To do:
A – In the chapter on overfitting and underfitting, rewrite the stretch from "49 overfitting and" through "is the noise.", putting "average values" in place of "expected values".
B – According to the chapter on overfitting and underfitting, how many data points make up the generated population?
C – Carry on the chapter on overfitting and underfitting from its final line.

49 overfitting and underfitting

The previous chapter dealt with the impact of model complexity on the partitioning of the error into bias+variance+noise, and on the bias-variance tradeoff. All the arguments there were based on our ability to repeatedly sample from the population, and to compute the expected values of the error components across these samples.

Most often, we only have one dataset, and we cannot compute these expected values. In this chapter, we will see how the concepts of bias and variance can inform our understanding of the generalization performance of a model, that is, its ability to make accurate predictions on new, unseen data.

As in the previous chapter, we will the following model for the data generating process:

y = f(x) + \epsilon,

where f(x) = \sin(4\pi x)+3x is the “ground truth” function, and \epsilon \sim \mathcal{N}(0, 0.3^2) is the noise.

We generate a population of 10 thousand data points from this model, see how it looks.

import libraries

import numpy as np
import matplotlib.pyplot as plt
import seaborn as sns
sns.set_theme(style="ticks", font_scale=1.2)

Excerpted records:
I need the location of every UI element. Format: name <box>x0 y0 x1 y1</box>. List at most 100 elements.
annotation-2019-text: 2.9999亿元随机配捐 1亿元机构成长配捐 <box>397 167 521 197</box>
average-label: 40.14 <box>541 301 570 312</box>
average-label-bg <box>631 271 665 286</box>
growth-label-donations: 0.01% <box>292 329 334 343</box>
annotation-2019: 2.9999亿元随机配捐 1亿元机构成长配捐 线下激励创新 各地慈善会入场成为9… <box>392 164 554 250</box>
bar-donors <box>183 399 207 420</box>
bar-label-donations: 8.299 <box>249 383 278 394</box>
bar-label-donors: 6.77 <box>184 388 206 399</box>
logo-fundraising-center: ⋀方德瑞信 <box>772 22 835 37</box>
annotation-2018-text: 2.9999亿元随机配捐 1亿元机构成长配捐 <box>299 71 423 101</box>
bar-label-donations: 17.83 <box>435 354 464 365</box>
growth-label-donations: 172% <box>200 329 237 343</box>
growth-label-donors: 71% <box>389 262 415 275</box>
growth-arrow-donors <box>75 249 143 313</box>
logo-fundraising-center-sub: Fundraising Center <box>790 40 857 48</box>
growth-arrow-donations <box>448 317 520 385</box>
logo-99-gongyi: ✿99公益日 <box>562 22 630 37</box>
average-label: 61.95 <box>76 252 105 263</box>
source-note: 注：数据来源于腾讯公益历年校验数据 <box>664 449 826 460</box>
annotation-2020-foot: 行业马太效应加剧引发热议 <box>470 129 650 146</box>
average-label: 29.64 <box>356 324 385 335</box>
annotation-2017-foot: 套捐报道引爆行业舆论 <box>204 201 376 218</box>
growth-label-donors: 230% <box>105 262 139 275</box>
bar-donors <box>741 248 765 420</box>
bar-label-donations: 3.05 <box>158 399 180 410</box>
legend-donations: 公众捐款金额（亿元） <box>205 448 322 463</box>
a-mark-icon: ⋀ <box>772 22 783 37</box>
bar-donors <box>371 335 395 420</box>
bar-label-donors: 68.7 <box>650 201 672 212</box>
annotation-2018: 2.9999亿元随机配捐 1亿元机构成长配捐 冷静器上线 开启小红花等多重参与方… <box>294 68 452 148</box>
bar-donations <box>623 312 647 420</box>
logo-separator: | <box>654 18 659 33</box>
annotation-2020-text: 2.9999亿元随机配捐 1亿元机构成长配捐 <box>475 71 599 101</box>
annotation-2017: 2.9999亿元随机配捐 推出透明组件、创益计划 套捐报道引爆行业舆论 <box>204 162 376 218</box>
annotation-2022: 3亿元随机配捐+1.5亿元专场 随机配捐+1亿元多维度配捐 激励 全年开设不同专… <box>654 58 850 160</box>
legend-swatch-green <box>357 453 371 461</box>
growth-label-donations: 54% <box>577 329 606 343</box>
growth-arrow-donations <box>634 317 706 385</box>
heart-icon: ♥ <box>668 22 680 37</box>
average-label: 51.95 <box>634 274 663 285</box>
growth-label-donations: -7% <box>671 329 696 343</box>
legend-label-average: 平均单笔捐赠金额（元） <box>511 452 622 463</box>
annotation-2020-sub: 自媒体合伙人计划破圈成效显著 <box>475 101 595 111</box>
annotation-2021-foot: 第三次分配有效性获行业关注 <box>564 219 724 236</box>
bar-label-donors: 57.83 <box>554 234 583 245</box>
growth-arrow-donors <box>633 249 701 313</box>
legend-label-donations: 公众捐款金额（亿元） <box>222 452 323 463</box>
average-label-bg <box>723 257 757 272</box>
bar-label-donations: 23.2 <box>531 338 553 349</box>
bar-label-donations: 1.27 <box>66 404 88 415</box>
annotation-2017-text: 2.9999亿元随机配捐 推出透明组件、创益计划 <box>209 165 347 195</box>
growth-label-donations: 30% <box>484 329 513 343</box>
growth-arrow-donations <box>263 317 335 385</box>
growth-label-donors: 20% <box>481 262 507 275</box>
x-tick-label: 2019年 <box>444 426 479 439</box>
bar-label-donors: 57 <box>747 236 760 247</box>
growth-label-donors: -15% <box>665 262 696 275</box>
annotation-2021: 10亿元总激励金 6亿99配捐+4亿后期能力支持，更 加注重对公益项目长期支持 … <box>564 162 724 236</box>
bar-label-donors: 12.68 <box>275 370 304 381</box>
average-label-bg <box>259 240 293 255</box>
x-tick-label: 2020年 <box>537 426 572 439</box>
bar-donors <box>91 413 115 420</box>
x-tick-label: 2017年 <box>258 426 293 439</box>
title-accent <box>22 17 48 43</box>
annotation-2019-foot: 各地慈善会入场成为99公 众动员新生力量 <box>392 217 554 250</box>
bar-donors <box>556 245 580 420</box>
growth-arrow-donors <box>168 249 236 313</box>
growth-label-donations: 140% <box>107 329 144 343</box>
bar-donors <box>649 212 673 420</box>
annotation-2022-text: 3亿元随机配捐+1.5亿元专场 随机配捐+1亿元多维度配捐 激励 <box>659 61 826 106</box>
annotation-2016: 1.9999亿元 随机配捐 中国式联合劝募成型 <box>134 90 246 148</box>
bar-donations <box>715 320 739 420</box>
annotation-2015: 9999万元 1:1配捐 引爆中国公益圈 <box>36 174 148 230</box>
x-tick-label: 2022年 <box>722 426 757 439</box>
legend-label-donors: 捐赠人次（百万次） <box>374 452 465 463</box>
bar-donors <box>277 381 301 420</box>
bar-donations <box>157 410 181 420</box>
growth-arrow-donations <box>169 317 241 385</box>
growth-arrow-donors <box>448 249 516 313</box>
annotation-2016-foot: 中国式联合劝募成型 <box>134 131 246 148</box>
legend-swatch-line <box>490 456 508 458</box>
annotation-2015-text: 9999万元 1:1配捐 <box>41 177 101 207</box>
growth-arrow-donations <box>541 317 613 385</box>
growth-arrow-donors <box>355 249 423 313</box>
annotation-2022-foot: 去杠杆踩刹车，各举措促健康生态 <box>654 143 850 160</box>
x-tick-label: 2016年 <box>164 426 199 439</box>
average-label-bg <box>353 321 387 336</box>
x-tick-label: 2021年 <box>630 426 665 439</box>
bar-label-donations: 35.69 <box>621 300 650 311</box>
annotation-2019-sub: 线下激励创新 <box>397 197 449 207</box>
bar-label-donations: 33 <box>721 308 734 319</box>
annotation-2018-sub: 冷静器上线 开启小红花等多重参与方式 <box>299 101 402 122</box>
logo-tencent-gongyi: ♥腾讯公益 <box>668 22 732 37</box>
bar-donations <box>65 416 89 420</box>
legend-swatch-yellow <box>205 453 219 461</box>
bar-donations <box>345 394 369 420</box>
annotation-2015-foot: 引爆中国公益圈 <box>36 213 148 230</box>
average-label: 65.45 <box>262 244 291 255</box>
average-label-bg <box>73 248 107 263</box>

Results of the exercise:
A –
49 overfitting and underfitting

The previous chapter dealt with the impact of model complexity on the partitioning of the error into bias+variance+noise, and on the bias-variance tradeoff. All the arguments there were based on our ability to repeatedly sample from the population, and to compute the average values of the error components across these samples.

Most often, we only have one dataset, and we cannot compute these average values. In this chapter, we will see how the concepts of bias and variance can inform our understanding of the generalization performance of a model, that is, its ability to make accurate predictions on new, unseen data.

As in the previous chapter, we will the following model for the data generating process:

y = f(x) + \epsilon,

where f(x) = \sin(4\pi x)+3x is the “ground truth” function, and \epsilon \sim \mathcal{N}(0, 0.3^2) is the noise.

B – 10 thousand

C –
from mpl_toolkits.mplot3d import Axes3D  # noqa: F401
from numpy.polynomial import Chebyshev

true function and population

np.random.seed(0)
N = 10000
f = lambda x: np.sin(4*np.pi*x) + 3*x
blue = "xkcd:cerulean"
gold = "xkcd:gold"
pink = "xkcd:hot pink"
green = "xkcd:forest"

pop_x = np.linspace(0, 1, N)
noise_pop = np.random.normal(0, 0.3, size=N)
pop_y = f(pop_x) + noise_pop
fig, ax = plt.subplots(figsize=(8, 5))
ax.plot(pop_x, f(pop_x), color='black', label=r'true function, $f(x)$')
ax.plot(pop_x, pop_y,
        ls="None", marker='o', markersize=4, alpha=0.1, mfc=blue,
        mec="None",)
ax.plot([-10], [-10], ls="None", marker='o', markersize=4, alpha=1, mfc=blue, mec="None", label="population")
ax.set(xlabel="x",
        xlim=(pop_x[0], pop_x[-1]),
        ylim=(-1, 4))
ax.set_ylabel("y", rotation=0);
ax.legend(loc='upper left', frameon=False)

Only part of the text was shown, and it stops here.